Set each record down exactly, excluding all images.
————————
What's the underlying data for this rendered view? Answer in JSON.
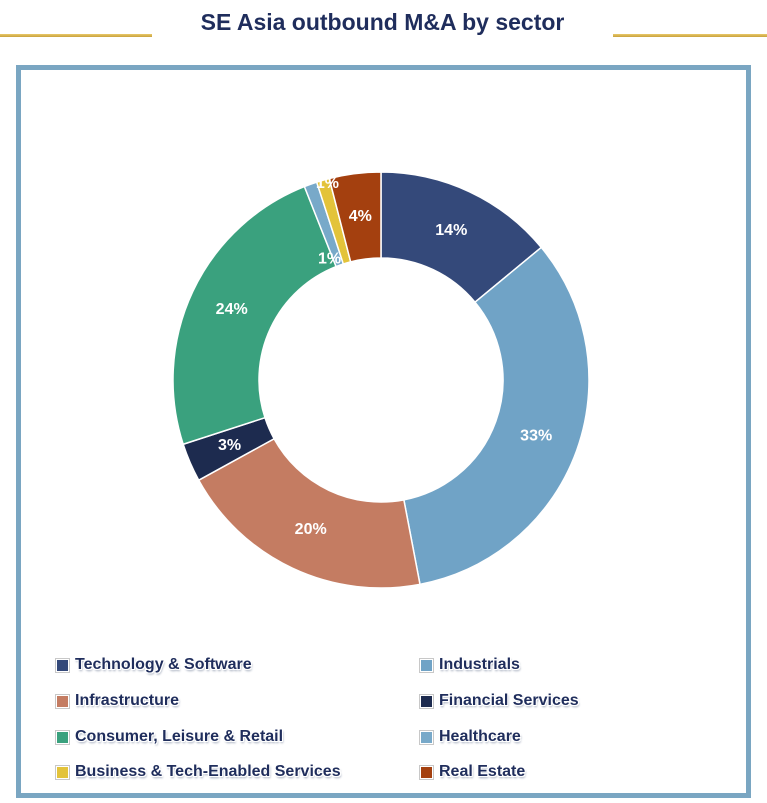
{
  "chart_data": {
    "type": "pie",
    "variant": "donut",
    "title": "SE Asia outbound M&A by sector",
    "legend_position": "bottom",
    "slices": [
      {
        "name": "Technology & Software",
        "value": 14,
        "label": "14%",
        "color": "#34497a"
      },
      {
        "name": "Industrials",
        "value": 33,
        "label": "33%",
        "color": "#70a3c6"
      },
      {
        "name": "Infrastructure",
        "value": 20,
        "label": "20%",
        "color": "#c47c62"
      },
      {
        "name": "Financial Services",
        "value": 3,
        "label": "3%",
        "color": "#1d2b4f"
      },
      {
        "name": "Consumer, Leisure & Retail",
        "value": 24,
        "label": "24%",
        "color": "#3aa17e"
      },
      {
        "name": "Healthcare",
        "value": 1,
        "label": "1%",
        "color": "#78a9c9"
      },
      {
        "name": "Business & Tech-Enabled Services",
        "value": 1,
        "label": "1%",
        "color": "#e3c33a"
      },
      {
        "name": "Real Estate",
        "value": 4,
        "label": "4%",
        "color": "#a4400f"
      }
    ]
  }
}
————————
SOLVED EXERCISE —
What's the underlying data for this rendered view? Answer in JSON.
{
  "chart_data": {
    "type": "pie",
    "variant": "donut",
    "title": "SE Asia outbound M&A by sector",
    "legend_position": "bottom",
    "slices": [
      {
        "name": "Technology & Software",
        "value": 14,
        "label": "14%",
        "color": "#34497a"
      },
      {
        "name": "Industrials",
        "value": 33,
        "label": "33%",
        "color": "#70a3c6"
      },
      {
        "name": "Infrastructure",
        "value": 20,
        "label": "20%",
        "color": "#c47c62"
      },
      {
        "name": "Financial Services",
        "value": 3,
        "label": "3%",
        "color": "#1d2b4f"
      },
      {
        "name": "Consumer, Leisure & Retail",
        "value": 24,
        "label": "24%",
        "color": "#3aa17e"
      },
      {
        "name": "Healthcare",
        "value": 1,
        "label": "1%",
        "color": "#78a9c9"
      },
      {
        "name": "Business & Tech-Enabled Services",
        "value": 1,
        "label": "1%",
        "color": "#e3c33a"
      },
      {
        "name": "Real Estate",
        "value": 4,
        "label": "4%",
        "color": "#a4400f"
      }
    ]
  }
}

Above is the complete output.